Instruction: Find the lines below that contain the string "name". Copy each one.

(Figure contents as structured data)
☆ ☆ ☆ ☆

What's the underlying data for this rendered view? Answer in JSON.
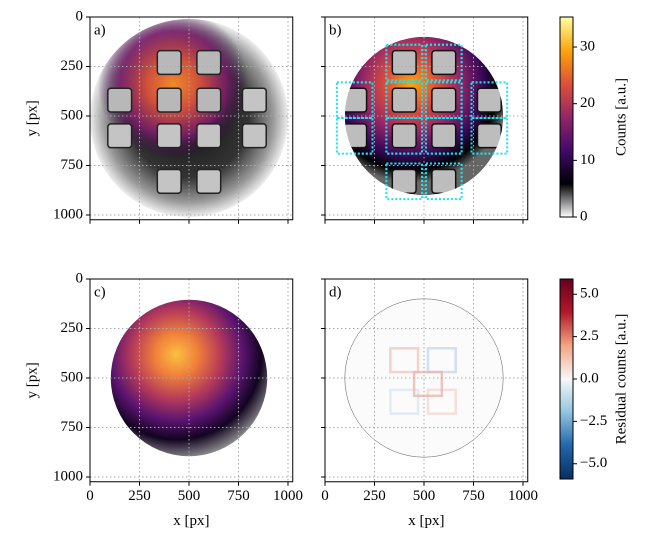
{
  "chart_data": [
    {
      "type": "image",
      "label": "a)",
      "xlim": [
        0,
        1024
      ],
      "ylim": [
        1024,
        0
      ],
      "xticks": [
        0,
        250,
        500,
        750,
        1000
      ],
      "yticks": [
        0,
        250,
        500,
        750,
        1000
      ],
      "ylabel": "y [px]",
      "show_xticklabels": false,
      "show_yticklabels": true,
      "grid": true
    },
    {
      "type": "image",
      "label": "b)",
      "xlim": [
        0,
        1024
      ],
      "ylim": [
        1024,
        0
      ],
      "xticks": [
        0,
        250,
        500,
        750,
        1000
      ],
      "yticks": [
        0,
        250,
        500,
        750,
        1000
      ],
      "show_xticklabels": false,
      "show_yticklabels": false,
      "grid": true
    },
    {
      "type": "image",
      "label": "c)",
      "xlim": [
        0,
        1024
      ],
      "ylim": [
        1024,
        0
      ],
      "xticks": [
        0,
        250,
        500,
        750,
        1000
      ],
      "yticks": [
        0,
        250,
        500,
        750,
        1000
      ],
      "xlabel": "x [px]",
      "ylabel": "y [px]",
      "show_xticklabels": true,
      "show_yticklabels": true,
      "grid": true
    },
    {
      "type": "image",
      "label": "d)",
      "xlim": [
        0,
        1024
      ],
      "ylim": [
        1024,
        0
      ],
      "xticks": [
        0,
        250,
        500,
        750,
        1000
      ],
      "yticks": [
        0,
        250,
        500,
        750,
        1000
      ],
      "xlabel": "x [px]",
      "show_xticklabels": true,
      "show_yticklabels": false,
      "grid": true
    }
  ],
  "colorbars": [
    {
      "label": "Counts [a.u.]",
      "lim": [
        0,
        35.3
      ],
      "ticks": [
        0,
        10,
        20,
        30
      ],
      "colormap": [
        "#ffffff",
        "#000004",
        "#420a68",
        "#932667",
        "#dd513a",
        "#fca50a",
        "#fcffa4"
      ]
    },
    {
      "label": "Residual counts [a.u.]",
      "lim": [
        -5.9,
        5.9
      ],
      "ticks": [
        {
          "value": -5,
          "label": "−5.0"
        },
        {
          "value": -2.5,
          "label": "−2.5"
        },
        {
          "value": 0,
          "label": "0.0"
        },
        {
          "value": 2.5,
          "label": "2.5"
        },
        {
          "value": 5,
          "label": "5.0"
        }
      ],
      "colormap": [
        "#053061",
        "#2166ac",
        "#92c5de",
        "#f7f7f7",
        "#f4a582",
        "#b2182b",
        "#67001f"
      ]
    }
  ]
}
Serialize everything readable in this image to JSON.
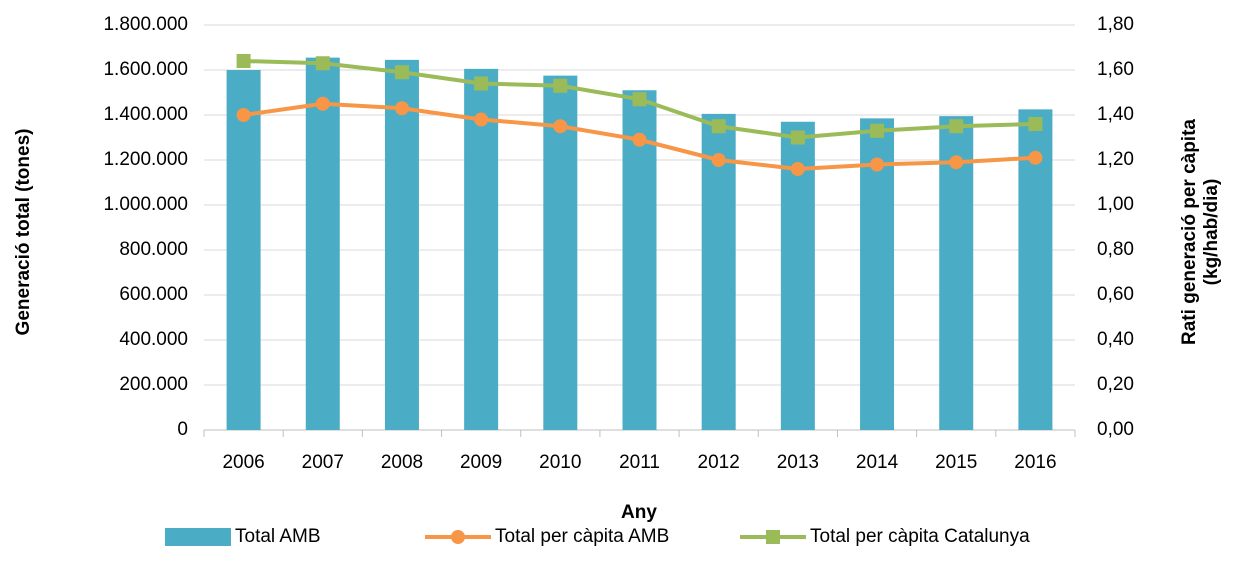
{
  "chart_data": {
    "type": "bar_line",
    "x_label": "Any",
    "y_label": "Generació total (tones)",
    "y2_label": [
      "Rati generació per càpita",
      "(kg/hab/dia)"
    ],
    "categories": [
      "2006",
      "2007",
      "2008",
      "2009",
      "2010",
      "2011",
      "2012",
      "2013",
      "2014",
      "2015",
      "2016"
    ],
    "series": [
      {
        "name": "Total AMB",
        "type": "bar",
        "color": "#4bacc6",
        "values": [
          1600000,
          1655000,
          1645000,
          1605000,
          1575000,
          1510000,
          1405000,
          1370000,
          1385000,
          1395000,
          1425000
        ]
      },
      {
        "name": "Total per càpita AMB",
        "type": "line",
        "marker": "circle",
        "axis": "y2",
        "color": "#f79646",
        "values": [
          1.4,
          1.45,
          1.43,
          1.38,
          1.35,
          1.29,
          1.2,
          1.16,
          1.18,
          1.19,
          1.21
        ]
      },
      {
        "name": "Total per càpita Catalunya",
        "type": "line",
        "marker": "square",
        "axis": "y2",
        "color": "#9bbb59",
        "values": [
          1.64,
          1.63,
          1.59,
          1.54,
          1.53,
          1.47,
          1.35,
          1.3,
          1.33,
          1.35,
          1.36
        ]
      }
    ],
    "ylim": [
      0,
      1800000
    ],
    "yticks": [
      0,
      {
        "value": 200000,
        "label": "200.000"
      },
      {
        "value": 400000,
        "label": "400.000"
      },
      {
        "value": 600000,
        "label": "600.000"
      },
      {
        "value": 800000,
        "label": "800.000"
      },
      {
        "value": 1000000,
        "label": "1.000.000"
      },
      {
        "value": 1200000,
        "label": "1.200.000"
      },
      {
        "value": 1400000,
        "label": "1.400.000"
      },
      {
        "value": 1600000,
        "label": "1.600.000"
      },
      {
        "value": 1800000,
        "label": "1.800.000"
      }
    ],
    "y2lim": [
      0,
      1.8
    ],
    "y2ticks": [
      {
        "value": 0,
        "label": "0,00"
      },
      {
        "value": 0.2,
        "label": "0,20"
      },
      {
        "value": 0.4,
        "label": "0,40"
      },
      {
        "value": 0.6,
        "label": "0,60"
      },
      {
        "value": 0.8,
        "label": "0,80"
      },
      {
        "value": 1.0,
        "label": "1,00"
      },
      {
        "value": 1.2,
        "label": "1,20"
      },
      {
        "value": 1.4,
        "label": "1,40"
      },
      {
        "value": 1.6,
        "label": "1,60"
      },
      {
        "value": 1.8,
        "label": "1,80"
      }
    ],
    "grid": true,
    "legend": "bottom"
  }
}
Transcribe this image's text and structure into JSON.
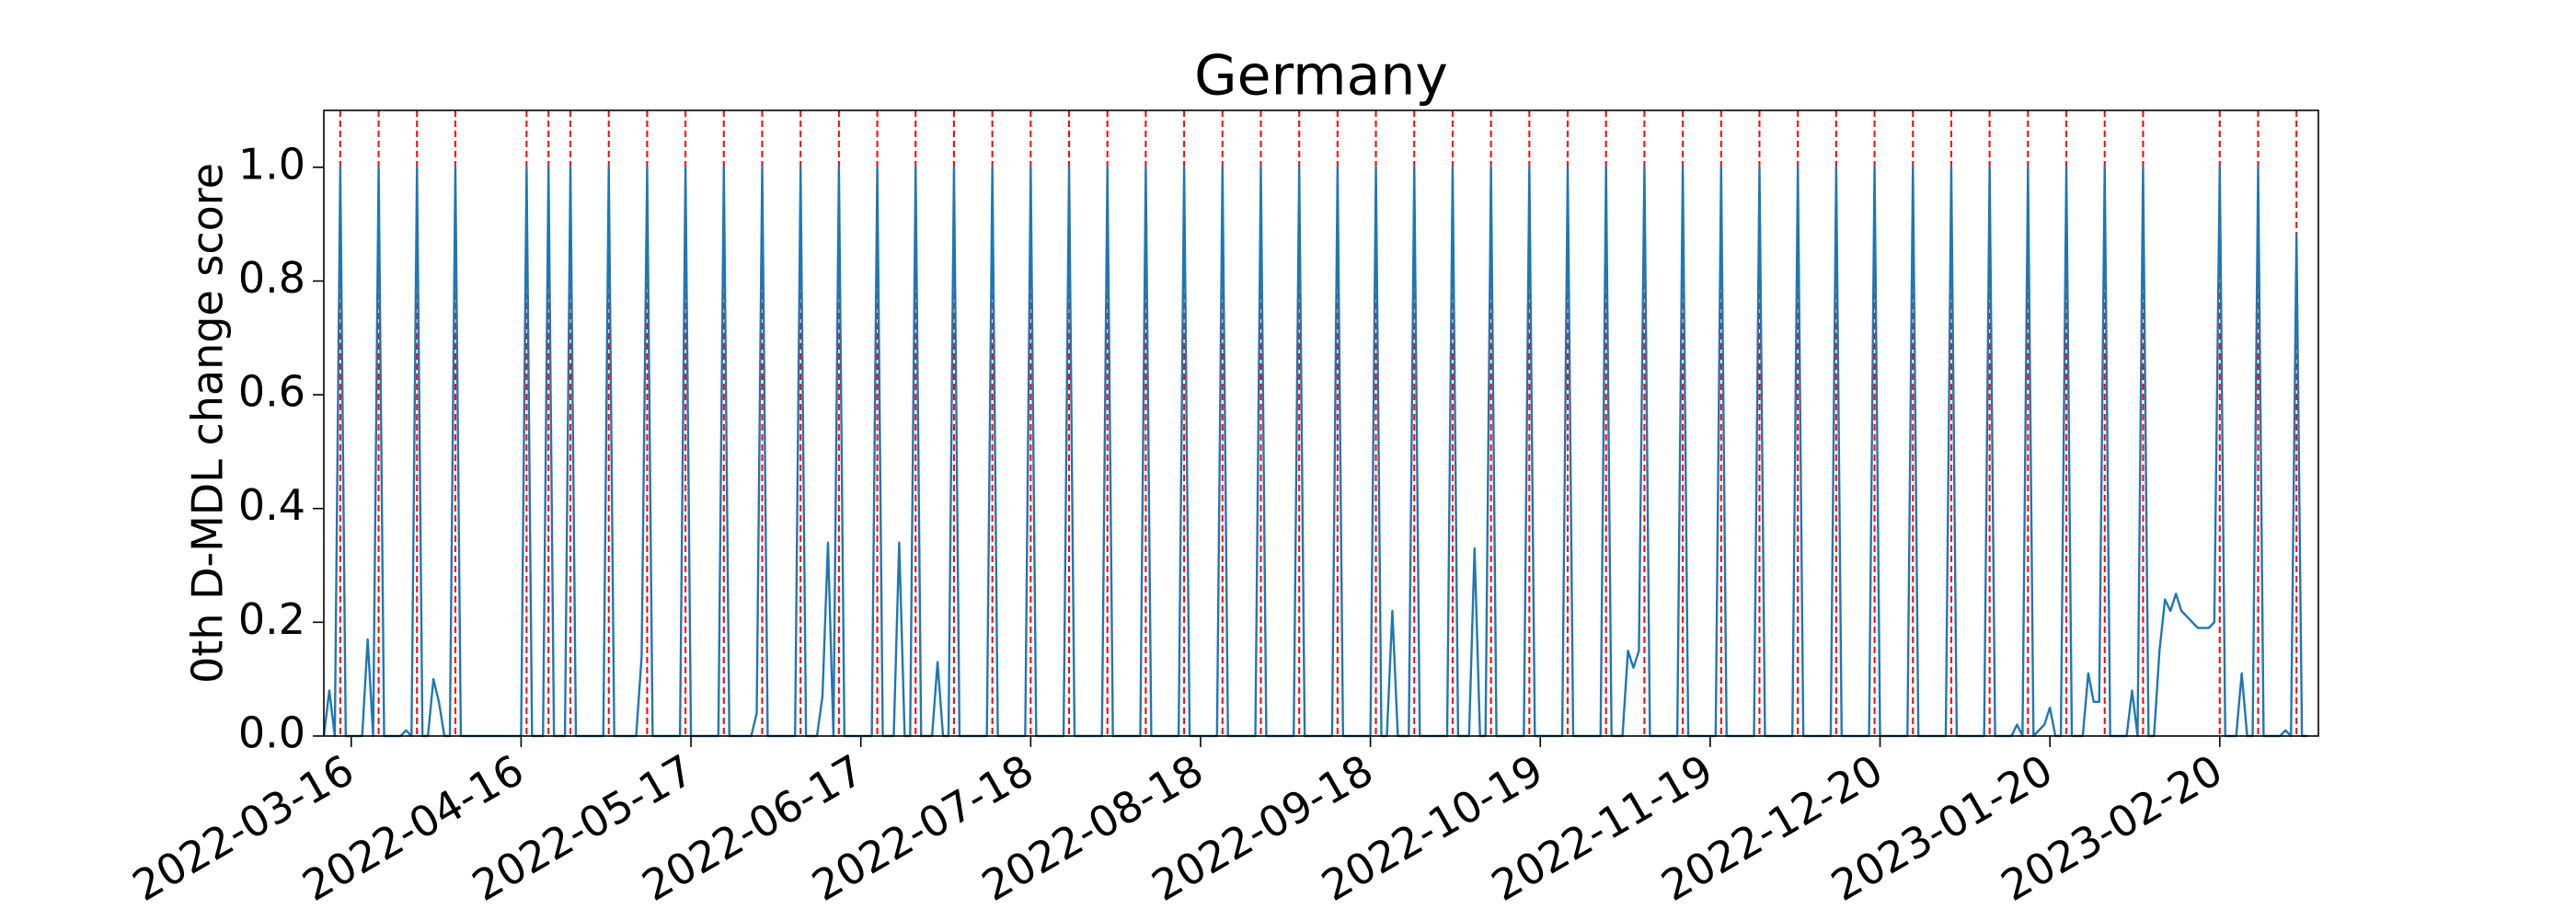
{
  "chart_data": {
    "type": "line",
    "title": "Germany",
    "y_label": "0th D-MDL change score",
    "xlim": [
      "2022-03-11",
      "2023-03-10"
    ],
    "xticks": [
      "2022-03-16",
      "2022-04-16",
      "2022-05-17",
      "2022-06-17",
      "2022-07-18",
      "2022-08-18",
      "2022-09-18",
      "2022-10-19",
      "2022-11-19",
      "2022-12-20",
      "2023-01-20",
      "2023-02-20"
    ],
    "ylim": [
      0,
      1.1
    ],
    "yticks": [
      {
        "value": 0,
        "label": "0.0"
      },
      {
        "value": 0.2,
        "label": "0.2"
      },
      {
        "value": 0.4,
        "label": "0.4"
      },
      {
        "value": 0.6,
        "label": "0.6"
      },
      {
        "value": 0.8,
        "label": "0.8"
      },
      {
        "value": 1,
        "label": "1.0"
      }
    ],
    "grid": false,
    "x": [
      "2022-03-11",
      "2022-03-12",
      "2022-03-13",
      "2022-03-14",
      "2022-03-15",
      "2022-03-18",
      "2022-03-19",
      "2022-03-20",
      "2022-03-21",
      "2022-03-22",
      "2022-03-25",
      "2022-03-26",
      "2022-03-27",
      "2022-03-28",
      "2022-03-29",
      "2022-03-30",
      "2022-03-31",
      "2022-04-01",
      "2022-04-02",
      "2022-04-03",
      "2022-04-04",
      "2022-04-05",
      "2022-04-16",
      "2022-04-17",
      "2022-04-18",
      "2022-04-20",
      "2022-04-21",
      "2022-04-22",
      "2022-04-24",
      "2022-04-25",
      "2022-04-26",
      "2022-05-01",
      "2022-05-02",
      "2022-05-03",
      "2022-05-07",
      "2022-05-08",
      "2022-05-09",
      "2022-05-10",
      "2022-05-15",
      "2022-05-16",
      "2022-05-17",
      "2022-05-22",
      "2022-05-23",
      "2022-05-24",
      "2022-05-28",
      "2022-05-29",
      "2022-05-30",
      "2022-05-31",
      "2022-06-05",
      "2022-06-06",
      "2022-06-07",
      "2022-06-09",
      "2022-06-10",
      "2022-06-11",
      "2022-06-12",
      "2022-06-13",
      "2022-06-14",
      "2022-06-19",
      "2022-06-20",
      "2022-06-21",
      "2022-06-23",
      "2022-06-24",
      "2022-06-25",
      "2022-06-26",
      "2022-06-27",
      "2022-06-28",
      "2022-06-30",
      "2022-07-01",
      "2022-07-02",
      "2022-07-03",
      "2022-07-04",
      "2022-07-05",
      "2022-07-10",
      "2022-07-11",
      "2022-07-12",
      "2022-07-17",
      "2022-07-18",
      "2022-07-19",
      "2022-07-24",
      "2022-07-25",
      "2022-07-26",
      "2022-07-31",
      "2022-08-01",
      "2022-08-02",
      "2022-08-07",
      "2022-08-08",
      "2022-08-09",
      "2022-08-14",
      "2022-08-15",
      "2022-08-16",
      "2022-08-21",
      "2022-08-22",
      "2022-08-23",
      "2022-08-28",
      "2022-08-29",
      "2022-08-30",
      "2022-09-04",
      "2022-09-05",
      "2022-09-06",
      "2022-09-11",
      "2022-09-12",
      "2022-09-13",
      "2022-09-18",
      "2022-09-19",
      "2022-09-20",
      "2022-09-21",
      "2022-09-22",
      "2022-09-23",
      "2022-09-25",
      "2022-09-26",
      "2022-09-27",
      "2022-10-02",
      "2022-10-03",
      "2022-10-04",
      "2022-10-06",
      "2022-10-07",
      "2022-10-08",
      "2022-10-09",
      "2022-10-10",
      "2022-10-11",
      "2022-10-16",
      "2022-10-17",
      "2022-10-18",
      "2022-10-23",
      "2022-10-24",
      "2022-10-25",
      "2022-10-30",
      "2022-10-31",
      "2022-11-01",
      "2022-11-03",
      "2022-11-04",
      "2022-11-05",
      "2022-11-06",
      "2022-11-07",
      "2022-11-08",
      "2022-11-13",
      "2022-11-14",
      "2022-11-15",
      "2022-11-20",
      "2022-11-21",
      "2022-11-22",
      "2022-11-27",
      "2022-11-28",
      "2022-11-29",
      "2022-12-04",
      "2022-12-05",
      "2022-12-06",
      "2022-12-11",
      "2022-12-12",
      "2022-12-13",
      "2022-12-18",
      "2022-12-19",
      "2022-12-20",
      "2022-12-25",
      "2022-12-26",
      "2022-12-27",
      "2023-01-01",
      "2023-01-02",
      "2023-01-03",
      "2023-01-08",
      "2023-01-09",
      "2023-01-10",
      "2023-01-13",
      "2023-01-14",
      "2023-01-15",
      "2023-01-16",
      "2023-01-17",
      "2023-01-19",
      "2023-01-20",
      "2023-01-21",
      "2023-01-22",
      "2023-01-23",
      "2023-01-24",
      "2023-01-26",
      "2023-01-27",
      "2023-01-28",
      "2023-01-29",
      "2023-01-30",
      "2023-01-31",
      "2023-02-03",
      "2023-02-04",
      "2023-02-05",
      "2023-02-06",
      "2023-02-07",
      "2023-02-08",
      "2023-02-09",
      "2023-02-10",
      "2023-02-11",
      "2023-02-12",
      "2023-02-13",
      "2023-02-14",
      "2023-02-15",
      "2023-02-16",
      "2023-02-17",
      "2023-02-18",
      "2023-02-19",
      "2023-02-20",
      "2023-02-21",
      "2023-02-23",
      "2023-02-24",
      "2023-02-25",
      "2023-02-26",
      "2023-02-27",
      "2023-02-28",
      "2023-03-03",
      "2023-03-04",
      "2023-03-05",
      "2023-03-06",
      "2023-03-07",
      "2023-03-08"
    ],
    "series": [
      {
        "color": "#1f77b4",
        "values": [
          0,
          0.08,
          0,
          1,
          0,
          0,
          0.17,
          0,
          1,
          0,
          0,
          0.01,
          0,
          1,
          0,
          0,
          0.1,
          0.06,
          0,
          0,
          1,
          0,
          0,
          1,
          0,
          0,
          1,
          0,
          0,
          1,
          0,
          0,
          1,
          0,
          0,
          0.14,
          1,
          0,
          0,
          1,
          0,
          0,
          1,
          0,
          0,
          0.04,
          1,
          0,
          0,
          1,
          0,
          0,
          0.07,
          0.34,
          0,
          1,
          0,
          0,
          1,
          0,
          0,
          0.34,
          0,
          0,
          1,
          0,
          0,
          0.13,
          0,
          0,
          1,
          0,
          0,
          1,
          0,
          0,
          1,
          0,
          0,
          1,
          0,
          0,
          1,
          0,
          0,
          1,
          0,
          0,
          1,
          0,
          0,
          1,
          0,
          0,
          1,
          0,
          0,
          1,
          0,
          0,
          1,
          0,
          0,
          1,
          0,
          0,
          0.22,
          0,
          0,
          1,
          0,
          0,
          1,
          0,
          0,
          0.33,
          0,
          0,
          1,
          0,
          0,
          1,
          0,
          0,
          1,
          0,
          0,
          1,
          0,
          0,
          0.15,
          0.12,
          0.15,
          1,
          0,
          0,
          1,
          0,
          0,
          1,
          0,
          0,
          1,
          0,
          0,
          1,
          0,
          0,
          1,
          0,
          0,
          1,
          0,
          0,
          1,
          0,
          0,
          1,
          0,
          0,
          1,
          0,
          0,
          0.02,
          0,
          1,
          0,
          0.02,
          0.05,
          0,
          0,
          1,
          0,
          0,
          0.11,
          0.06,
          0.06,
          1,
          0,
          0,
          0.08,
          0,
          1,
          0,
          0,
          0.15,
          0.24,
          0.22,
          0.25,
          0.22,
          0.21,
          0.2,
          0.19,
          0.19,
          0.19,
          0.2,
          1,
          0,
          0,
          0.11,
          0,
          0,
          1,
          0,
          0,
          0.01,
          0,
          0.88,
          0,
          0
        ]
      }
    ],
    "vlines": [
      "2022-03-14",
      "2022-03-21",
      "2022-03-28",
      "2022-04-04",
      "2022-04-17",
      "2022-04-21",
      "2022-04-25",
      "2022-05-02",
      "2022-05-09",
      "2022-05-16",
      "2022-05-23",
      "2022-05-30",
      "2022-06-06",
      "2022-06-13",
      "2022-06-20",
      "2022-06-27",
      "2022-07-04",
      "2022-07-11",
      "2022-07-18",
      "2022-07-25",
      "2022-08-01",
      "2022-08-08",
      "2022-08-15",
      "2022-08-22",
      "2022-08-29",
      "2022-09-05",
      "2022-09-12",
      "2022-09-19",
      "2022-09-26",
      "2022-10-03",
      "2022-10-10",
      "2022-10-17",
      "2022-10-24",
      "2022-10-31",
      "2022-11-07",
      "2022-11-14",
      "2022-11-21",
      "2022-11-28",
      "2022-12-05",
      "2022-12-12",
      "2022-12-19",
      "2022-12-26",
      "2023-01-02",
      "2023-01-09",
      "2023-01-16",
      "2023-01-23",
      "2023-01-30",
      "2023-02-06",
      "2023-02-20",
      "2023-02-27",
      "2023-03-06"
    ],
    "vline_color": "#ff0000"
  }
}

☆ ☆ ☆ ☆

Final result:
        "name": "Total AMB",
        "name": "Total per càpita AMB",
        "name": "Total per càpita Catalunya",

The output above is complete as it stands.